*** Data for this exercise

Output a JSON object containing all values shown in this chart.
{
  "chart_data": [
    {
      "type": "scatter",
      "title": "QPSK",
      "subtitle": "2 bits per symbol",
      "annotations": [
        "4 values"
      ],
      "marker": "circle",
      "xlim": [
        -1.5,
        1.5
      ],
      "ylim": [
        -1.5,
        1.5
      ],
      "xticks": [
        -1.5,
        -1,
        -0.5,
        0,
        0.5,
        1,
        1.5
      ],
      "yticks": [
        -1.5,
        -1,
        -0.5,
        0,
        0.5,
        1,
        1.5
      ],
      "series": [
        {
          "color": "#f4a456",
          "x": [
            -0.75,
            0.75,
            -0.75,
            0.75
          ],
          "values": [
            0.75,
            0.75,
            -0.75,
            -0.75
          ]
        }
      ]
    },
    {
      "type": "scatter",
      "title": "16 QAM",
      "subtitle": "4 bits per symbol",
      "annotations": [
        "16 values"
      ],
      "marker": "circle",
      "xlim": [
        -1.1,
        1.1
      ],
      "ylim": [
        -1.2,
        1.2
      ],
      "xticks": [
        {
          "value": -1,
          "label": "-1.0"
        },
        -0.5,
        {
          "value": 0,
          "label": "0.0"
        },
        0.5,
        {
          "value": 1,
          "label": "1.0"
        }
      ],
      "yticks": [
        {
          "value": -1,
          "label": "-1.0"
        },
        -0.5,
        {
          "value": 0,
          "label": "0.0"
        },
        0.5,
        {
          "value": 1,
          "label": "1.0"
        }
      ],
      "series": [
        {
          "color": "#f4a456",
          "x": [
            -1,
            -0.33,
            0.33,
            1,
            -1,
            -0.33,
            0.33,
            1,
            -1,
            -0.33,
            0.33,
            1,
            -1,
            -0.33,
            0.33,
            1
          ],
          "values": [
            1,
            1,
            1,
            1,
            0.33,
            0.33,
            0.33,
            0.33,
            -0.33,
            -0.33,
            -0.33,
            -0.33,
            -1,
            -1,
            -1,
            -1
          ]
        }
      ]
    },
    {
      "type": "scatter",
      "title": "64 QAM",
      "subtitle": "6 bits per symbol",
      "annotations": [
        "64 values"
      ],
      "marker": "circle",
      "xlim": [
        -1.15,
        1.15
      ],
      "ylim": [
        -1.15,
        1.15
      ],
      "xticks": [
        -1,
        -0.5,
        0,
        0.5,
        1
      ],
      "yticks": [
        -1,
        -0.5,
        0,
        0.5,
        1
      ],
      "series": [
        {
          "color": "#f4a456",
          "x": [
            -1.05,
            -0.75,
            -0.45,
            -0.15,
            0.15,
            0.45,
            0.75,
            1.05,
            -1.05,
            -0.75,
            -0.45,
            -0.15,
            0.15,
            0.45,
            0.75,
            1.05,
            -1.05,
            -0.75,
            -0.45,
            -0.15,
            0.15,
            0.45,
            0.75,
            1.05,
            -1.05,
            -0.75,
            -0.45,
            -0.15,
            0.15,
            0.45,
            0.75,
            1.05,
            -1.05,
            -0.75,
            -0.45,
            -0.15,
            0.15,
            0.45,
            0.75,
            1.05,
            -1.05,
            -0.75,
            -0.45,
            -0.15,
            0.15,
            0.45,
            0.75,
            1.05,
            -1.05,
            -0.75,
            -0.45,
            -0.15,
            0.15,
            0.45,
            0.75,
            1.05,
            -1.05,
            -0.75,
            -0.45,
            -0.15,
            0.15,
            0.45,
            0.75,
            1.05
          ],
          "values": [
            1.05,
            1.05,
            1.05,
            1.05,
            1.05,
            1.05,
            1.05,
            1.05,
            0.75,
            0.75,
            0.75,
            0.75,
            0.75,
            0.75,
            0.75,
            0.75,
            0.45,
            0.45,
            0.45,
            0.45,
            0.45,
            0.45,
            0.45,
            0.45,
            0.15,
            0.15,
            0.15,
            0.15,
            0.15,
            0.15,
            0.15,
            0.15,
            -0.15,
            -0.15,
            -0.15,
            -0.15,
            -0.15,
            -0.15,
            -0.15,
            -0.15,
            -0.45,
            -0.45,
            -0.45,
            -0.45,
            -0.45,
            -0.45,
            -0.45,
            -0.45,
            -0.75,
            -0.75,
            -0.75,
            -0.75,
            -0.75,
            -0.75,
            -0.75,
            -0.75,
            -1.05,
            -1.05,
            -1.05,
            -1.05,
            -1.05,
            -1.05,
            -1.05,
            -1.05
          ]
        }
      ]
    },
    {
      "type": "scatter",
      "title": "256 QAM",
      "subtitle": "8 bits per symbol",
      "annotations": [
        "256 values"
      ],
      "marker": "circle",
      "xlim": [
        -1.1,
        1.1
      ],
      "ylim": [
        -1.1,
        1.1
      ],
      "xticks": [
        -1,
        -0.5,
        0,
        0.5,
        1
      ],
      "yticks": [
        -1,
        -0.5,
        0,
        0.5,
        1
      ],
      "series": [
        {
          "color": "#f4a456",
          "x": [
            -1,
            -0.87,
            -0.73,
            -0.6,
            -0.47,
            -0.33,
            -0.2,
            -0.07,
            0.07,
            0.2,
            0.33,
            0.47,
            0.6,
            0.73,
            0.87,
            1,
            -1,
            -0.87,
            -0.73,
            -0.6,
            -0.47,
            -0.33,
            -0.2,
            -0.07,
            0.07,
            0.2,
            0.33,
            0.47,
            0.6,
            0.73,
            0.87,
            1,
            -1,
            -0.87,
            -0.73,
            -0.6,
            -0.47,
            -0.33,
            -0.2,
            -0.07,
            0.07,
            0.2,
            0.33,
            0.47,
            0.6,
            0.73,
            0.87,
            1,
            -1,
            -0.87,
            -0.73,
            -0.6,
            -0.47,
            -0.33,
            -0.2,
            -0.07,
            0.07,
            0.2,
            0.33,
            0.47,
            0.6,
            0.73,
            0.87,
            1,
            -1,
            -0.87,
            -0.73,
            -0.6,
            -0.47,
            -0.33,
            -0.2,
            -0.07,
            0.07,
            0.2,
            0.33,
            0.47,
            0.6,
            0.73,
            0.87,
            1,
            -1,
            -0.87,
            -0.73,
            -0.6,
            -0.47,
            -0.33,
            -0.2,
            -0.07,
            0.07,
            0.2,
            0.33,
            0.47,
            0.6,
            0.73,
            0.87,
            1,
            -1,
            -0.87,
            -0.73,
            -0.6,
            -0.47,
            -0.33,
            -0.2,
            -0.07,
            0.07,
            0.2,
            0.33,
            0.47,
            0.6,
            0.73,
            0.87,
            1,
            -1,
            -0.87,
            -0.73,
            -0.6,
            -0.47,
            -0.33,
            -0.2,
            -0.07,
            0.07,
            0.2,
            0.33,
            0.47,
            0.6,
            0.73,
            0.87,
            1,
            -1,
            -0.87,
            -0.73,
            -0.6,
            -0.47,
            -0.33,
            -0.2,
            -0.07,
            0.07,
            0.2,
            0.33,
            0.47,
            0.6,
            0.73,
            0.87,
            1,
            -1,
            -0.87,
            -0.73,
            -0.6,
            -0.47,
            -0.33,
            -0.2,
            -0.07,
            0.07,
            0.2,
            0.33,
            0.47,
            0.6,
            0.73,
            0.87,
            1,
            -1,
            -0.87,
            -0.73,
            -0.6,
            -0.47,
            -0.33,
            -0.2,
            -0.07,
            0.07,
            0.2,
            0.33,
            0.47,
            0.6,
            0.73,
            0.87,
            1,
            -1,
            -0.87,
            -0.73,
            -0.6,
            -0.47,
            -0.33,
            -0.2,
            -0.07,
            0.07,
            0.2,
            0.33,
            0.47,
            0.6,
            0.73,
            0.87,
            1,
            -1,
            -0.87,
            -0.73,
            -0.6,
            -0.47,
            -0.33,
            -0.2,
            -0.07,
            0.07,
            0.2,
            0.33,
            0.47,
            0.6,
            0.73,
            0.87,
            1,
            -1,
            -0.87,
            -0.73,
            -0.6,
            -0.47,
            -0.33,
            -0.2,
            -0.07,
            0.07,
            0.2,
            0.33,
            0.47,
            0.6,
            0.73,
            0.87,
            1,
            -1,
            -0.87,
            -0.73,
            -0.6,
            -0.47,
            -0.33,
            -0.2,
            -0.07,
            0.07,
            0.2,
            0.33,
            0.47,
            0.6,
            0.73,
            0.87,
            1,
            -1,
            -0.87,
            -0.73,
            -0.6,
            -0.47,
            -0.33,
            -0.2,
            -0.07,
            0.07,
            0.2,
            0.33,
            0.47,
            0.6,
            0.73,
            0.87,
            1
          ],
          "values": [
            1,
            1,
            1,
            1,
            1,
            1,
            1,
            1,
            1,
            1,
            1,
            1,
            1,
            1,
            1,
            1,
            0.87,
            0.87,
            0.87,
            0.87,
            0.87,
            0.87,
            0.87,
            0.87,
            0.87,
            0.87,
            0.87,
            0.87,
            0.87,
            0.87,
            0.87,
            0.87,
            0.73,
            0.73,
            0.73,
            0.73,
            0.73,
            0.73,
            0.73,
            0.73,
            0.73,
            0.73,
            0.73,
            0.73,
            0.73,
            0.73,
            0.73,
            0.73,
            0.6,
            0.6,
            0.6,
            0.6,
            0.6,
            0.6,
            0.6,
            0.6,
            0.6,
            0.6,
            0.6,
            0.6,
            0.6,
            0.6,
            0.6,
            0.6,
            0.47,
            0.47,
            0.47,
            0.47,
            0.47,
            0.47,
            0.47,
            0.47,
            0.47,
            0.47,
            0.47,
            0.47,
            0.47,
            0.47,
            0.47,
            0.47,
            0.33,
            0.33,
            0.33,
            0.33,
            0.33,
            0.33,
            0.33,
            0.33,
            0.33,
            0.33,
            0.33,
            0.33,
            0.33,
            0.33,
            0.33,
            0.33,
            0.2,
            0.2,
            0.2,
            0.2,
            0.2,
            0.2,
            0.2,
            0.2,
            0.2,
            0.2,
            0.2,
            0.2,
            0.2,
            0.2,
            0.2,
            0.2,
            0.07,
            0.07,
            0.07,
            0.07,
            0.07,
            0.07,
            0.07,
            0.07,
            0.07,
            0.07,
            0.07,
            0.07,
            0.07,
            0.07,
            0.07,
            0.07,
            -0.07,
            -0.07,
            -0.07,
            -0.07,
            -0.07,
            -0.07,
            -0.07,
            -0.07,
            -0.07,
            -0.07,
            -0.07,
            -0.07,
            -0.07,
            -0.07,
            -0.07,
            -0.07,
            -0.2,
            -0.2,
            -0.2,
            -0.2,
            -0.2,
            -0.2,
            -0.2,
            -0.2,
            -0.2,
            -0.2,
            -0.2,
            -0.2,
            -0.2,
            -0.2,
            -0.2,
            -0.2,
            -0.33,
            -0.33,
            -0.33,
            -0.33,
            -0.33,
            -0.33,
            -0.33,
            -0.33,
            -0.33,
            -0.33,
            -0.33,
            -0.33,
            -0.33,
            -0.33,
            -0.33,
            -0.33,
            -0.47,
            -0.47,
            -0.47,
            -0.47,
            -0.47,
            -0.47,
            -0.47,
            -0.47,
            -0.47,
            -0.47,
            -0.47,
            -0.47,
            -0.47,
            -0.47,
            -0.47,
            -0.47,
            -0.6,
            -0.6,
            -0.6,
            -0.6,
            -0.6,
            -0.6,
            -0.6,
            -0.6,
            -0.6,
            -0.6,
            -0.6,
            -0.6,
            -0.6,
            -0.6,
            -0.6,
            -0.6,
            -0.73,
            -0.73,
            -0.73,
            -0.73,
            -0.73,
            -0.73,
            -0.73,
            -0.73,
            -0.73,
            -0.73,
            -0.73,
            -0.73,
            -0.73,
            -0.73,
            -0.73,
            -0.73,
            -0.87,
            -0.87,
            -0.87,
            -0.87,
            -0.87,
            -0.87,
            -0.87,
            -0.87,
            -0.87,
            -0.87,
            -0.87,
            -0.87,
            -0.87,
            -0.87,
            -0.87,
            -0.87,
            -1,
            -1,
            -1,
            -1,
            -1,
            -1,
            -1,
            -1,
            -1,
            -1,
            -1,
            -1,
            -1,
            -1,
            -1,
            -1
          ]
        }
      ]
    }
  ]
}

******

→ Exercise prompt
Look over the material above and show each line where "symbol" appears.

→ Solution to this task
      "subtitle": "2 bits per symbol",
      "subtitle": "4 bits per symbol",
      "subtitle": "6 bits per symbol",
      "subtitle": "8 bits per symbol",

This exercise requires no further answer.